:: To be done ::
Count the lines below that contain the string "flag", and reply with the number alone.

:: Annotated region listings ::
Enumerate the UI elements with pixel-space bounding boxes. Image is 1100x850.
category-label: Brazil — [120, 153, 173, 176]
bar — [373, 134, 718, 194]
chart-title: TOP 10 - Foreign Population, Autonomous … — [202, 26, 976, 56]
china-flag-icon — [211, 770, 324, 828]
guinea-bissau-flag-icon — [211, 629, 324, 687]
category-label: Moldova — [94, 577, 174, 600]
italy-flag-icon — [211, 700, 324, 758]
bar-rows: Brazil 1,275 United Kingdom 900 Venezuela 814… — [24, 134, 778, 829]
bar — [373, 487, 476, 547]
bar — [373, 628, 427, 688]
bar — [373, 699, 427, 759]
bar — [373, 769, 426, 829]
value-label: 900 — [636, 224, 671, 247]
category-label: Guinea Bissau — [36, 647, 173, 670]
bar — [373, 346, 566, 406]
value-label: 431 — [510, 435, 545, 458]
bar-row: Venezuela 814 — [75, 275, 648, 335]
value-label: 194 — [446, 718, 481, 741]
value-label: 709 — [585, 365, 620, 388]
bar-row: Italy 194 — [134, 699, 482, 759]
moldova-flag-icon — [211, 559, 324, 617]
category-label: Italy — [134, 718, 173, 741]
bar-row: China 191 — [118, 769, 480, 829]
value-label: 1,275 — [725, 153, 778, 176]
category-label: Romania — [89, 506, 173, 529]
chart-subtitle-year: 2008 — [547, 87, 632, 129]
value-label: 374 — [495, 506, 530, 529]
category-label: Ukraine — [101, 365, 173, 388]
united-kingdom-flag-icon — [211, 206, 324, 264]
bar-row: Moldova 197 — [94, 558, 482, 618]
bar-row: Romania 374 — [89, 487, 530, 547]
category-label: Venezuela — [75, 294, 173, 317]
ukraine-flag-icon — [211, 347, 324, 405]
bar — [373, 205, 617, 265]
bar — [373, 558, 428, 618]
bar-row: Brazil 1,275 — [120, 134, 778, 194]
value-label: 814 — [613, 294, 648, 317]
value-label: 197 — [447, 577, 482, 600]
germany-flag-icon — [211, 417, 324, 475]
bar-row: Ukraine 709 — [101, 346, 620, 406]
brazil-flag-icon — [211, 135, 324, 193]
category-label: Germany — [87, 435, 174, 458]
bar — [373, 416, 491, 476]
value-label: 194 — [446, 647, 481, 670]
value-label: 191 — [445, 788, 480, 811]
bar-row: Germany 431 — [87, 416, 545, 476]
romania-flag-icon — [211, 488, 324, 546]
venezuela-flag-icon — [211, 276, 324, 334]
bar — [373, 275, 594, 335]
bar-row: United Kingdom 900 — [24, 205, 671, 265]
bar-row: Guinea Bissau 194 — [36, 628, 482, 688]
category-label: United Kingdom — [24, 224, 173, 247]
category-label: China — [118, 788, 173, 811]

:: Exercise response ::
10